## start
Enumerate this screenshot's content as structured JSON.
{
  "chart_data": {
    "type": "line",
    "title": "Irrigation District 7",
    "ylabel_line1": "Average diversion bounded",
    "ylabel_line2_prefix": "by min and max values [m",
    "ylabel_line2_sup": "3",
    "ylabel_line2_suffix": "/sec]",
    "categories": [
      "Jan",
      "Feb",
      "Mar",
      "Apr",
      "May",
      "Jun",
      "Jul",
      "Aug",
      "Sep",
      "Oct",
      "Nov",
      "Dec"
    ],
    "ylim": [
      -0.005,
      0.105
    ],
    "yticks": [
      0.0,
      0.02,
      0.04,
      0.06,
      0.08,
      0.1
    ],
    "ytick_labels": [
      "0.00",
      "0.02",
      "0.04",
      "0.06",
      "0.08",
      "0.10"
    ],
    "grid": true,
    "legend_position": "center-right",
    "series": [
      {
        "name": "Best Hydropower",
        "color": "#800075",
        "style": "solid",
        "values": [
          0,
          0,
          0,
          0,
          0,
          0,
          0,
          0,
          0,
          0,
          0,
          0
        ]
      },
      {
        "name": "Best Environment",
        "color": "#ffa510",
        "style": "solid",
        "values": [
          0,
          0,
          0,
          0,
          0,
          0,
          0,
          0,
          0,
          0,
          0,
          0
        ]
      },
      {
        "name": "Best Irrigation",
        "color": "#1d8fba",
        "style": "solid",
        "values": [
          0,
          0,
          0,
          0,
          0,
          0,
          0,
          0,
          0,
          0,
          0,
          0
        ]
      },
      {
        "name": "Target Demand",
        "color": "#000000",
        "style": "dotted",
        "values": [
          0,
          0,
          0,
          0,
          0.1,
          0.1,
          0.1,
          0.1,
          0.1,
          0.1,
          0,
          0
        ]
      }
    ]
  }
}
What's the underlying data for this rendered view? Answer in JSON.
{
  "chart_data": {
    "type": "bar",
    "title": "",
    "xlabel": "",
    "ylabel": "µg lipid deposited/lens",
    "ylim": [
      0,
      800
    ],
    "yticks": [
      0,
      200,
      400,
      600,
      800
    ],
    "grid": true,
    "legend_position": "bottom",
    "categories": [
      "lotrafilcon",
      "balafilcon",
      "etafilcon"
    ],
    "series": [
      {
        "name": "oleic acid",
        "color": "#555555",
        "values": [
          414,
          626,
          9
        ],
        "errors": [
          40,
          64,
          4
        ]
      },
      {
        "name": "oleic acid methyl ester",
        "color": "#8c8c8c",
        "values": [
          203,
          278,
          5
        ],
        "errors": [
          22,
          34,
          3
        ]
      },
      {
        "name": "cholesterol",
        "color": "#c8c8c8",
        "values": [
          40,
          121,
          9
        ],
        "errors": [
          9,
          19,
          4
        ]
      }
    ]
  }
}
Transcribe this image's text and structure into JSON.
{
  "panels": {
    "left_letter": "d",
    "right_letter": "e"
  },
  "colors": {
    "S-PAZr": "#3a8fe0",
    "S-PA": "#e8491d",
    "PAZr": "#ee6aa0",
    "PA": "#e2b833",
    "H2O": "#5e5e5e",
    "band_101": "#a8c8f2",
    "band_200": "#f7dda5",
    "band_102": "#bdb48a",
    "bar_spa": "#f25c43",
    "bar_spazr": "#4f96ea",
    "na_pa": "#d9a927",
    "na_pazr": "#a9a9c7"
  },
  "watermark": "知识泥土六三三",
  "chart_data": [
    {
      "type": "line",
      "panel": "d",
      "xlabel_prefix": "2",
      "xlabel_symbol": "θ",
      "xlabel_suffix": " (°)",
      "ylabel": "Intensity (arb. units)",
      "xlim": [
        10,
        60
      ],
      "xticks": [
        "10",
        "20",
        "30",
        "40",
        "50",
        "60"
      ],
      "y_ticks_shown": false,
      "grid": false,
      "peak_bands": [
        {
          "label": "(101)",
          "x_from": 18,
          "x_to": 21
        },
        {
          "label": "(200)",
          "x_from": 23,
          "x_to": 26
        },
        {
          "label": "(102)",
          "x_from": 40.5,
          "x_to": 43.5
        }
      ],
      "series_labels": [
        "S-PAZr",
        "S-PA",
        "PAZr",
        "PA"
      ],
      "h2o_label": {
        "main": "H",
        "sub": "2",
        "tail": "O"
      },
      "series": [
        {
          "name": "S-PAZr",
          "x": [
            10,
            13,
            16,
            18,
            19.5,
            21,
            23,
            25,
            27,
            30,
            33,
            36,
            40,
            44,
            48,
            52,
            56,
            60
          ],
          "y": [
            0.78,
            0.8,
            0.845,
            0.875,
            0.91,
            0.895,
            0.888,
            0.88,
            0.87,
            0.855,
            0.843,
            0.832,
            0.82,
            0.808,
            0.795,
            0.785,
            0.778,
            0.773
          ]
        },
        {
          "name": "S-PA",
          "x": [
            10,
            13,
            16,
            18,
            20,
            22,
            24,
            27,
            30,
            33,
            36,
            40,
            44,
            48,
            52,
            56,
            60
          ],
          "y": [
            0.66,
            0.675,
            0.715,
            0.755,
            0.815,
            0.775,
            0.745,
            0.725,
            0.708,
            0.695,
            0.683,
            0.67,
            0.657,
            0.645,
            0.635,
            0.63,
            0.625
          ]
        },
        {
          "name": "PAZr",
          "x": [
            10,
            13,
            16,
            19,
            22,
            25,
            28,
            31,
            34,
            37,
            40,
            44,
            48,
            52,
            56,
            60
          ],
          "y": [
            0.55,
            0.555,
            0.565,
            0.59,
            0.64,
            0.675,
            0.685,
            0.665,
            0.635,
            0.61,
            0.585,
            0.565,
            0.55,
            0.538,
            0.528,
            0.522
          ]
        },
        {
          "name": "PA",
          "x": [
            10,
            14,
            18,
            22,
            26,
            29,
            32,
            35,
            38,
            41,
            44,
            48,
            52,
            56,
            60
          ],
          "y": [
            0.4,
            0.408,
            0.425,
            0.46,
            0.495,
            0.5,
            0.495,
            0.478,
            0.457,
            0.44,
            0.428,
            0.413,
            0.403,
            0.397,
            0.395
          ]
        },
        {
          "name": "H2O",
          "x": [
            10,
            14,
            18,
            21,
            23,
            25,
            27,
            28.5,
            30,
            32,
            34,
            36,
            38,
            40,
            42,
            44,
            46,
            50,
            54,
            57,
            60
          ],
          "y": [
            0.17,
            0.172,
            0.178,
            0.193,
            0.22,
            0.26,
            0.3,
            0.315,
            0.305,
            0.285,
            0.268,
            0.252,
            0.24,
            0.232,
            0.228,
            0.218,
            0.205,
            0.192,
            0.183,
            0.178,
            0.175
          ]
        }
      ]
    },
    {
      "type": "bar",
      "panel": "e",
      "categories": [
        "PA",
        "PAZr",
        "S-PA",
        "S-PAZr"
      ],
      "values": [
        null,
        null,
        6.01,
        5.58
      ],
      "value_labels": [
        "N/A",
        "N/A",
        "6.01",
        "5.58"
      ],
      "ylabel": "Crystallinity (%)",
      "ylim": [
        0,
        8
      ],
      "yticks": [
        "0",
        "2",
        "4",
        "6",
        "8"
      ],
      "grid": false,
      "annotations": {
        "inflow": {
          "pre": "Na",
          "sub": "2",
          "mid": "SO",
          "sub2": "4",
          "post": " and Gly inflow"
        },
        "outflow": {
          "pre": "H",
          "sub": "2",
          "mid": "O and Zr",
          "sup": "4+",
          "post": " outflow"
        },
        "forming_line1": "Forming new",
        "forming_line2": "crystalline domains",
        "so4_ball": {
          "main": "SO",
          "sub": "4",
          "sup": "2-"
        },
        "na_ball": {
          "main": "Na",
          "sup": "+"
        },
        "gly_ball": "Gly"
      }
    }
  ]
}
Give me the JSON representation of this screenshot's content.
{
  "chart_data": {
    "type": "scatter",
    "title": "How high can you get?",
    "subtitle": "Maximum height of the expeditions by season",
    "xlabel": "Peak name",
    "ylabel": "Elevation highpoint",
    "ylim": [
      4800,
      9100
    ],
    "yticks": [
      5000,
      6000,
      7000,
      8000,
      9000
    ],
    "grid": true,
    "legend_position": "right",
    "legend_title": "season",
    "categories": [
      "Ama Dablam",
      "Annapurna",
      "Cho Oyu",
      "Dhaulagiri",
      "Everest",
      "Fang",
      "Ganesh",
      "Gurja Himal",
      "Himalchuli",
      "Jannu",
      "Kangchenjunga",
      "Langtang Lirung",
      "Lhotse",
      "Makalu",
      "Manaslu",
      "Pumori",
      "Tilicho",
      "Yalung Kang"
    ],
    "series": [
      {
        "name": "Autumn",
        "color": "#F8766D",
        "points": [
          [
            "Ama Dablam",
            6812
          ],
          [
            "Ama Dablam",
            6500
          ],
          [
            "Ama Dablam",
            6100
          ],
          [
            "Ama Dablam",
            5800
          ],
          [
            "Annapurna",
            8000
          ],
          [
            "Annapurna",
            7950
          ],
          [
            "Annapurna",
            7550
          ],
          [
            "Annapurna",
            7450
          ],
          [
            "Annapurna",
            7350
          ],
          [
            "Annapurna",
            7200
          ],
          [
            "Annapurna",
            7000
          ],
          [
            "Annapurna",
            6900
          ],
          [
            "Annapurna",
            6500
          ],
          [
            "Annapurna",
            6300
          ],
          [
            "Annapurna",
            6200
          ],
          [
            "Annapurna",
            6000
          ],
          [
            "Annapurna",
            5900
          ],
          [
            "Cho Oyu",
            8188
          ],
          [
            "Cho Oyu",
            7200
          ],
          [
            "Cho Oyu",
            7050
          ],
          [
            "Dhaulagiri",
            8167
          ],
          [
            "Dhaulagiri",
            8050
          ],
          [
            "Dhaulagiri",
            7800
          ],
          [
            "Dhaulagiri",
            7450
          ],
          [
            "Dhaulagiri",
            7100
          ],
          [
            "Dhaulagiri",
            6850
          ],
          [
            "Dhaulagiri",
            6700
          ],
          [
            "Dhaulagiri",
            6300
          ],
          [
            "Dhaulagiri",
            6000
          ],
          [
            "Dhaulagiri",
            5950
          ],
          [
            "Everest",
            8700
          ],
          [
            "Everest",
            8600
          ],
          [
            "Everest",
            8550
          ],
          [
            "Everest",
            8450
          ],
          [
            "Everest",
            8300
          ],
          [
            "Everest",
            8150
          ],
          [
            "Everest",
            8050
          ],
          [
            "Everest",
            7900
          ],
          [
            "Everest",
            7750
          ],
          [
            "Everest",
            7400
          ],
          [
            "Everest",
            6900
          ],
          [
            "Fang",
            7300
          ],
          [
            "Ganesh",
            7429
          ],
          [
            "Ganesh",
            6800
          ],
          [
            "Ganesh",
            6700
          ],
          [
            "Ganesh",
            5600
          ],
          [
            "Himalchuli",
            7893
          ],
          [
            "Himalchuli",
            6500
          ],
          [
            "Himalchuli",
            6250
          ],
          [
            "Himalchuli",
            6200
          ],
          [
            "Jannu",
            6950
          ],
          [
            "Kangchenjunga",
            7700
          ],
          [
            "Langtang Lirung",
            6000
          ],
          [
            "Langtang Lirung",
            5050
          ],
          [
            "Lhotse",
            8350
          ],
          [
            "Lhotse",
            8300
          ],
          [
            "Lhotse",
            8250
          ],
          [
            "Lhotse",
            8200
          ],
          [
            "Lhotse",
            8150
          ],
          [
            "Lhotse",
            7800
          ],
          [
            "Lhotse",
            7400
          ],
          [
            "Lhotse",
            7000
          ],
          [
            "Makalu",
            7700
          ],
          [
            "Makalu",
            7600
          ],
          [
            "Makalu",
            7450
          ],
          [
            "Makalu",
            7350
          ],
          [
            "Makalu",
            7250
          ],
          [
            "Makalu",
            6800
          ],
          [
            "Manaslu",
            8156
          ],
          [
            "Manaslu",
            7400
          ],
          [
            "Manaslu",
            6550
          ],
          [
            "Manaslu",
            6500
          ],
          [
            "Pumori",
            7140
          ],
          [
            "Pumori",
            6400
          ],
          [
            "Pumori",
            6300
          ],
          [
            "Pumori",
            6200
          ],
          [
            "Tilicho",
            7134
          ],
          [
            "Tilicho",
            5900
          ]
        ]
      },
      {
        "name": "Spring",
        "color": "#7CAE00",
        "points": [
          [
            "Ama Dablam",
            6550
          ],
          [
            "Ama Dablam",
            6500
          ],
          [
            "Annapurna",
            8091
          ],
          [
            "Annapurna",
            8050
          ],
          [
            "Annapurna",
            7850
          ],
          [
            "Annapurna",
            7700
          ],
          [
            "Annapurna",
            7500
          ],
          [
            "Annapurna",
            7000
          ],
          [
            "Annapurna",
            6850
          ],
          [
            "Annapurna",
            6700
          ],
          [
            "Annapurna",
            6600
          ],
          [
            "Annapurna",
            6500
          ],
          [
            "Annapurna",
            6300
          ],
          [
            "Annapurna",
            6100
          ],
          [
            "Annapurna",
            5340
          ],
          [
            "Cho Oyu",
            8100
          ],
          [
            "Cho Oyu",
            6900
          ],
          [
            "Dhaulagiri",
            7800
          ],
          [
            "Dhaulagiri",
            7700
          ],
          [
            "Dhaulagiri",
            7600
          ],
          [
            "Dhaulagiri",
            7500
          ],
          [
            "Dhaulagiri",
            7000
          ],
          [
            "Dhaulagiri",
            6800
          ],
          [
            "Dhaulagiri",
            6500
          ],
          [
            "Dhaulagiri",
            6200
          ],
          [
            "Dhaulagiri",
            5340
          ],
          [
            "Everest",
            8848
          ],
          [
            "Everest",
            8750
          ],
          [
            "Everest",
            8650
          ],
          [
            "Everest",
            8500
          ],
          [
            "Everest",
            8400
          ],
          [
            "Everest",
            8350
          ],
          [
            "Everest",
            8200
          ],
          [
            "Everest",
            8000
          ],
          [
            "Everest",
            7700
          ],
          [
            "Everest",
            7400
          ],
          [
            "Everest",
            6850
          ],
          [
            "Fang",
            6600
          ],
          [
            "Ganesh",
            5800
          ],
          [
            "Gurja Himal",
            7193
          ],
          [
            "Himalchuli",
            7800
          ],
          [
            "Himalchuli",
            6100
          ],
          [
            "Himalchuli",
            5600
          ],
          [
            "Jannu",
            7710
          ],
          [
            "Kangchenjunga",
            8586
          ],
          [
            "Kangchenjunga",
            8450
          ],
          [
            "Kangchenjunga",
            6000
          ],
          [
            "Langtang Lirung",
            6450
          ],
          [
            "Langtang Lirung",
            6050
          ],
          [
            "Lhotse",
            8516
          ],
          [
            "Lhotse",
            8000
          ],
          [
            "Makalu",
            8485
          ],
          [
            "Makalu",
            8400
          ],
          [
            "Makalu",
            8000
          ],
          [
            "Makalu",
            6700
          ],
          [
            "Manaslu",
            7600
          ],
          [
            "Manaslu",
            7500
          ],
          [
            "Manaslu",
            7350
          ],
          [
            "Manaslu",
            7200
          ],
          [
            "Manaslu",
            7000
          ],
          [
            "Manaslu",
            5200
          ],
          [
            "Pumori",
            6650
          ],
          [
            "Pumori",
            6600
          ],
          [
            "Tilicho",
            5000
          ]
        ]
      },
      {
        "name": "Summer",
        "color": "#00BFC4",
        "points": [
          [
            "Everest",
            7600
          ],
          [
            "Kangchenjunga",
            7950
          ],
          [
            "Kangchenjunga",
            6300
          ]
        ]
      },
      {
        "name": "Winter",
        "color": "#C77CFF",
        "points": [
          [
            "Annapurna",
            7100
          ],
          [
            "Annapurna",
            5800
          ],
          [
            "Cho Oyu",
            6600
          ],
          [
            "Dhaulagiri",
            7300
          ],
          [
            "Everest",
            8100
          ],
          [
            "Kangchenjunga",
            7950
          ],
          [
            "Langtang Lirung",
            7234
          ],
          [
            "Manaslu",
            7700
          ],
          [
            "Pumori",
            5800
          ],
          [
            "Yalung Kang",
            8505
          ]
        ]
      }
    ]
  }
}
## end
DIRECTIONS FOR THIS TASK -
Pick out and copy the lines of the entries that hold the string "JSON".

TASK RESULT -
Enumerate this screenshot's content as structured JSON.
What's the underlying data for this rendered view? Answer in JSON.
Transcribe this image's text and structure into JSON.
Give me the JSON representation of this screenshot's content.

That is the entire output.